[What the task asks]
Give back, unchanged, each line from the one containing "What's the underlying" through the last line of the entries below.

[Stored items from a collection]

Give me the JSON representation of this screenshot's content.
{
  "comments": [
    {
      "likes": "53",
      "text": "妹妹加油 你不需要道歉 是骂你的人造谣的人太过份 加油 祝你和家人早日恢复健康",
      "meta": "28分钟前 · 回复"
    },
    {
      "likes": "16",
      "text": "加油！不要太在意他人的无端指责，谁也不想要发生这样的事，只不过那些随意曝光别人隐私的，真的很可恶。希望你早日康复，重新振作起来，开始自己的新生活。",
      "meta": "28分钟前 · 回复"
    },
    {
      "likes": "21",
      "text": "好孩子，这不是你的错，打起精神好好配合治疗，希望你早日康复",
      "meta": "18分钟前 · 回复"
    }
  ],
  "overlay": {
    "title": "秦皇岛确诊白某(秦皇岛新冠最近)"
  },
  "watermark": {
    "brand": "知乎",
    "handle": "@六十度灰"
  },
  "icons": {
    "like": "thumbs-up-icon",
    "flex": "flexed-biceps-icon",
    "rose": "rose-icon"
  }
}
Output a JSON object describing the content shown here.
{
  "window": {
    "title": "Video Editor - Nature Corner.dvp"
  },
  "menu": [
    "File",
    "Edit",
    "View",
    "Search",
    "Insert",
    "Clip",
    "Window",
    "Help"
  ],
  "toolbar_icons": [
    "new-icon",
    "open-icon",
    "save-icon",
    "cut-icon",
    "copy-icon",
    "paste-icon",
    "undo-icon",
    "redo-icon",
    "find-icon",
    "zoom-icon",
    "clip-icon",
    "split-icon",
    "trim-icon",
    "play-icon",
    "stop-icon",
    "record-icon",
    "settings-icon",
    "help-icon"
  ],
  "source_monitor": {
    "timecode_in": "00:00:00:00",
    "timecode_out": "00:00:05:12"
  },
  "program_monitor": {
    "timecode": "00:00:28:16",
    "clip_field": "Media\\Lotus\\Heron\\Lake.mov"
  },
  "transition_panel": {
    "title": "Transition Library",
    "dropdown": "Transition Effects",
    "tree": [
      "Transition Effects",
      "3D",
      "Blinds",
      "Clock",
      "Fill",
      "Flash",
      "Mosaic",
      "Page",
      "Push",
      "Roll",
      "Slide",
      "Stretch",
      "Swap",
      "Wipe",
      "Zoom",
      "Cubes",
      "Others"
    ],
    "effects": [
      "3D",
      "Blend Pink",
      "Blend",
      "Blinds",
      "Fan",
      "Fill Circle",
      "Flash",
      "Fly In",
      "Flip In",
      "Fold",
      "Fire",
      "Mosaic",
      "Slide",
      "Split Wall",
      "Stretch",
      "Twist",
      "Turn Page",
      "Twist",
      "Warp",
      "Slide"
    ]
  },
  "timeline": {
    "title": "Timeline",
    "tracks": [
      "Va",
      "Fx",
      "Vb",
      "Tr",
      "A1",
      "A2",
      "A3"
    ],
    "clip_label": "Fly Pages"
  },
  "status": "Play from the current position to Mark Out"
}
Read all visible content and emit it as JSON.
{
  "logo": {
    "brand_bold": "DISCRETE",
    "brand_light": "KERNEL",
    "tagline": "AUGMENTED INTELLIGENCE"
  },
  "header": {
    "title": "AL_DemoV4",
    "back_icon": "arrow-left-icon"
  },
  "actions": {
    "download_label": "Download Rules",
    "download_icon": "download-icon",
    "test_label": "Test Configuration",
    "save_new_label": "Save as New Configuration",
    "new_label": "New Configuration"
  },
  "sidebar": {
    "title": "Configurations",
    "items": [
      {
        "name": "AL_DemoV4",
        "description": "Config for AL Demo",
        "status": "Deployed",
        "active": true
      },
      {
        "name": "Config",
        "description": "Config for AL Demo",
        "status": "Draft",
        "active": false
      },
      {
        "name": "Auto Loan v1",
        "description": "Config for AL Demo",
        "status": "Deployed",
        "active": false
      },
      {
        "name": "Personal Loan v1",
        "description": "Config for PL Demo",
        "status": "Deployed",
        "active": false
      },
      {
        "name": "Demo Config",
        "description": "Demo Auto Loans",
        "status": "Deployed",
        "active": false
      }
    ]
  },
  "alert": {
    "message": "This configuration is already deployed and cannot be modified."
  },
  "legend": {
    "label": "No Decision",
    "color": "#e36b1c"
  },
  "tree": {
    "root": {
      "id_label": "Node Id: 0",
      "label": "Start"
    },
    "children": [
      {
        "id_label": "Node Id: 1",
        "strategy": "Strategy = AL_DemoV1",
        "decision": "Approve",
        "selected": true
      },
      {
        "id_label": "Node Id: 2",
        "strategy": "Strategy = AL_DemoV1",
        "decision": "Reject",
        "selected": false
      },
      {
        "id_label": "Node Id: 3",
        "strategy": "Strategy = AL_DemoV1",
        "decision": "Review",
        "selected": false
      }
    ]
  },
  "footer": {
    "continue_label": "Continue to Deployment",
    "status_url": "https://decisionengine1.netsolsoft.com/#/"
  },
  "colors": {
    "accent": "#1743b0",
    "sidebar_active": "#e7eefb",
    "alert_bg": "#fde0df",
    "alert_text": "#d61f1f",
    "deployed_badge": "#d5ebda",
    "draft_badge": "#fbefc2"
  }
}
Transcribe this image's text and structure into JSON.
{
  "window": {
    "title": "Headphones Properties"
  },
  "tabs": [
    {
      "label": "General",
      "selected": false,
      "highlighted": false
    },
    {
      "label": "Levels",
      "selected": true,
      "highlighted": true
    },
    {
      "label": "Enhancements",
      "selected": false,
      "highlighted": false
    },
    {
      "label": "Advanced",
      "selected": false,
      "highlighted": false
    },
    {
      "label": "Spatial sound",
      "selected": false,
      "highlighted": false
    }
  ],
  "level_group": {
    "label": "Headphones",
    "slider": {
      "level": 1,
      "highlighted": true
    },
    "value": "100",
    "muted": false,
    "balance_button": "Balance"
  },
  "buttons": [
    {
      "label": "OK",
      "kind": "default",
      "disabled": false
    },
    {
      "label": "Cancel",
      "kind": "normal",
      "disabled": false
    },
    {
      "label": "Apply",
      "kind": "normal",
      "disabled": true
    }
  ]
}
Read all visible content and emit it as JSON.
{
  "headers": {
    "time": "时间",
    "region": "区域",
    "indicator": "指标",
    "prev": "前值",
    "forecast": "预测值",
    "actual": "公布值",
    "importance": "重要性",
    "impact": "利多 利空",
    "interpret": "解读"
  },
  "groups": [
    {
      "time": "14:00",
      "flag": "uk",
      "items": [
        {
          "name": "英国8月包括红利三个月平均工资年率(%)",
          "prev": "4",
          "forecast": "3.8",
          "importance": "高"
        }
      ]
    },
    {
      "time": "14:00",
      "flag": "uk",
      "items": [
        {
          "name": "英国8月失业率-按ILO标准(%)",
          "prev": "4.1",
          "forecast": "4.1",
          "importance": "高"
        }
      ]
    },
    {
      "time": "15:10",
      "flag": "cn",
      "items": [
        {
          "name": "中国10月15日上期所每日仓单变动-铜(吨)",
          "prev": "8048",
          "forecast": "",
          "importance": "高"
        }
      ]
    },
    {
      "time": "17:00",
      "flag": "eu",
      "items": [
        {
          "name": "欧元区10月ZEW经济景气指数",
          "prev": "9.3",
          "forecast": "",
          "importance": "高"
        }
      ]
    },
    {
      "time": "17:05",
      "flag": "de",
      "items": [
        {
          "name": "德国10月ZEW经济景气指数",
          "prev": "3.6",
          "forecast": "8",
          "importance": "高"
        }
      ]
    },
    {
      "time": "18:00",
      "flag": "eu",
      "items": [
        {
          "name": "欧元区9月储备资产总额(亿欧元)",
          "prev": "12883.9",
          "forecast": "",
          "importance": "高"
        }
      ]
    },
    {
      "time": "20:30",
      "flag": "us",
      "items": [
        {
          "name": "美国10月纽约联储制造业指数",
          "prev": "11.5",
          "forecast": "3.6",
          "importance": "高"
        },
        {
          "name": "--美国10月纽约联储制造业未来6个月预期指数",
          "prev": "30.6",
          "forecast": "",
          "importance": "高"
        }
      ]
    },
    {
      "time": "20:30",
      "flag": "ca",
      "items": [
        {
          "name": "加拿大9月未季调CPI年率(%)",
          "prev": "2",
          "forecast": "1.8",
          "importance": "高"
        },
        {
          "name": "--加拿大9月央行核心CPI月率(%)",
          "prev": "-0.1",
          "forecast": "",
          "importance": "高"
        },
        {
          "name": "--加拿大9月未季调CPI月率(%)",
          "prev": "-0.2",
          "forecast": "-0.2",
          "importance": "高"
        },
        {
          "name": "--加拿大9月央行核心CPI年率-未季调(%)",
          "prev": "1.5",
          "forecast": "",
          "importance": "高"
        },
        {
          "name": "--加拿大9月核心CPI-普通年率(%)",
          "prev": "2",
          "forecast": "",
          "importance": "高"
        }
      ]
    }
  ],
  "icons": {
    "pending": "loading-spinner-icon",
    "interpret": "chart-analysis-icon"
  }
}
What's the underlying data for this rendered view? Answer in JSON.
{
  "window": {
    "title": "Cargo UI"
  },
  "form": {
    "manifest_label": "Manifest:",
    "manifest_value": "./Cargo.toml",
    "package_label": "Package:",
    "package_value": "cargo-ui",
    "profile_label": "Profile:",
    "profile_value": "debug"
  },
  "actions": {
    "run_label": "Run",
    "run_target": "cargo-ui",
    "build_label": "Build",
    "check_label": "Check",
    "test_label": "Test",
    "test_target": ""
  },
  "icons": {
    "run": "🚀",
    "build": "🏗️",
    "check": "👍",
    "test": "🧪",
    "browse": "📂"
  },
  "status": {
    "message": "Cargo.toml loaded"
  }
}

[Full answer]
What's the underlying data for this rendered view? Answer in JSON.
{
  "window": {
    "title": "Cargo UI"
  },
  "form": {
    "manifest_label": "Manifest:",
    "manifest_value": "./Cargo.toml",
    "package_label": "Package:",
    "package_value": "cargo-ui",
    "profile_label": "Profile:",
    "profile_value": "debug"
  },
  "actions": {
    "run_label": "Run",
    "run_target": "cargo-ui",
    "build_label": "Build",
    "check_label": "Check",
    "test_label": "Test",
    "test_target": ""
  },
  "icons": {
    "run": "🚀",
    "build": "🏗️",
    "check": "👍",
    "test": "🧪",
    "browse": "📂"
  },
  "status": {
    "message": "Cargo.toml loaded"
  }
}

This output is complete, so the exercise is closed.